→ CHALLENGE
Using the records provided below, locate and copy each line that contains the word "Kembangkan".
-------------------------
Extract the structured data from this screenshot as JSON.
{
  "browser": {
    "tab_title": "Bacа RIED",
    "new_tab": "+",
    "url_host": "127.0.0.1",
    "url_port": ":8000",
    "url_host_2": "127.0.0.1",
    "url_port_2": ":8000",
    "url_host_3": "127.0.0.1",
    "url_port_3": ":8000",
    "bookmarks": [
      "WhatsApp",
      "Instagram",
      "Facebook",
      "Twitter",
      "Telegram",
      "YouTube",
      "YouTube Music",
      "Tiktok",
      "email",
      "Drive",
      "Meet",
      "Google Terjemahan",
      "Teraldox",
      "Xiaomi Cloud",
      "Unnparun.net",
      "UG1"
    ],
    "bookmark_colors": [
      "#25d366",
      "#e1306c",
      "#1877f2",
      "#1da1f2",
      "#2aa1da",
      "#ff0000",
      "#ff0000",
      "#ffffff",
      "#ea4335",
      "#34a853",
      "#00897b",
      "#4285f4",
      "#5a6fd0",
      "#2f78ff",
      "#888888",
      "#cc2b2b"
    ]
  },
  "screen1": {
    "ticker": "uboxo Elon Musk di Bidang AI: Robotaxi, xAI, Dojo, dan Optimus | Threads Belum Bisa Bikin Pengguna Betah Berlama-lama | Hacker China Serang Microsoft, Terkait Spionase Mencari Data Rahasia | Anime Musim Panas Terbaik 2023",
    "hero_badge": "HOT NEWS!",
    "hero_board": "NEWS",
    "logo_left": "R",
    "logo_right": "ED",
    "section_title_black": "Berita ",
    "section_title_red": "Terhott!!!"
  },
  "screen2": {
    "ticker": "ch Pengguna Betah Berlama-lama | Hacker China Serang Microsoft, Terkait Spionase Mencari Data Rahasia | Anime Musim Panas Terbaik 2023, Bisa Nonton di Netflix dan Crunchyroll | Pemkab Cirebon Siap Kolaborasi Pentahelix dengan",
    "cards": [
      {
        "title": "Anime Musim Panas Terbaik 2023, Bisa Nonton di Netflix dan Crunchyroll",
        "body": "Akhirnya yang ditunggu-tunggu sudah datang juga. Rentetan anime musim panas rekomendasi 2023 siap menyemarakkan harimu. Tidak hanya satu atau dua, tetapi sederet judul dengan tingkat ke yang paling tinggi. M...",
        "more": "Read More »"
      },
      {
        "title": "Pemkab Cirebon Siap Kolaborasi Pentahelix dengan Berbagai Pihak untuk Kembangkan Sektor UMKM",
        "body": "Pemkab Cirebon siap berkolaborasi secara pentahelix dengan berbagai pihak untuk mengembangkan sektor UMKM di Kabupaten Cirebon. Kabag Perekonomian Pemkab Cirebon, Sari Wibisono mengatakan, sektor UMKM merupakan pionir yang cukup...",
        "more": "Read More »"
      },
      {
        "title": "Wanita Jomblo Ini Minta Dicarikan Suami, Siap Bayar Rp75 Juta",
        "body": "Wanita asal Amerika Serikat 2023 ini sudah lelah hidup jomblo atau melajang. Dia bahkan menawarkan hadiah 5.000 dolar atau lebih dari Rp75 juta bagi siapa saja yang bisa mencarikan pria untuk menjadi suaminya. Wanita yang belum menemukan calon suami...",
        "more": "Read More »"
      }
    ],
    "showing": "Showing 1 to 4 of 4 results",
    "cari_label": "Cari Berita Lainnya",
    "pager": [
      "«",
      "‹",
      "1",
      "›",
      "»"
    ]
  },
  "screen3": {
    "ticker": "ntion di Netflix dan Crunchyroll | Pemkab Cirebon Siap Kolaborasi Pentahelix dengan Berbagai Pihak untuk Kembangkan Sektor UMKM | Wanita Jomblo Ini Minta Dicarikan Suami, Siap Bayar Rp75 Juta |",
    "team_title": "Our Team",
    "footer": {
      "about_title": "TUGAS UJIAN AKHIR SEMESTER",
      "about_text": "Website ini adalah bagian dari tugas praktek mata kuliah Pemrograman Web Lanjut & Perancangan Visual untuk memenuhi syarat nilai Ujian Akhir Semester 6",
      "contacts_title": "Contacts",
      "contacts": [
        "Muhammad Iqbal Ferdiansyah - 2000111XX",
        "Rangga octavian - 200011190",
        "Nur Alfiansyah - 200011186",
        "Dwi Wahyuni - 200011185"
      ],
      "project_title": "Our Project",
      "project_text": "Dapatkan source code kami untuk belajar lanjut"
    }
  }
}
-------------------------
→ EXERCISE RESULT
        "title": "Pemkab Cirebon Siap Kolaborasi Pentahelix dengan Berbagai Pihak untuk Kembangkan Sektor UMKM",
    "ticker": "ntion di Netflix dan Crunchyroll | Pemkab Cirebon Siap Kolaborasi Pentahelix dengan Berbagai Pihak untuk Kembangkan Sektor UMKM | Wanita Jomblo Ini Minta Dicarikan Suami, Siap Bayar Rp75 Juta |",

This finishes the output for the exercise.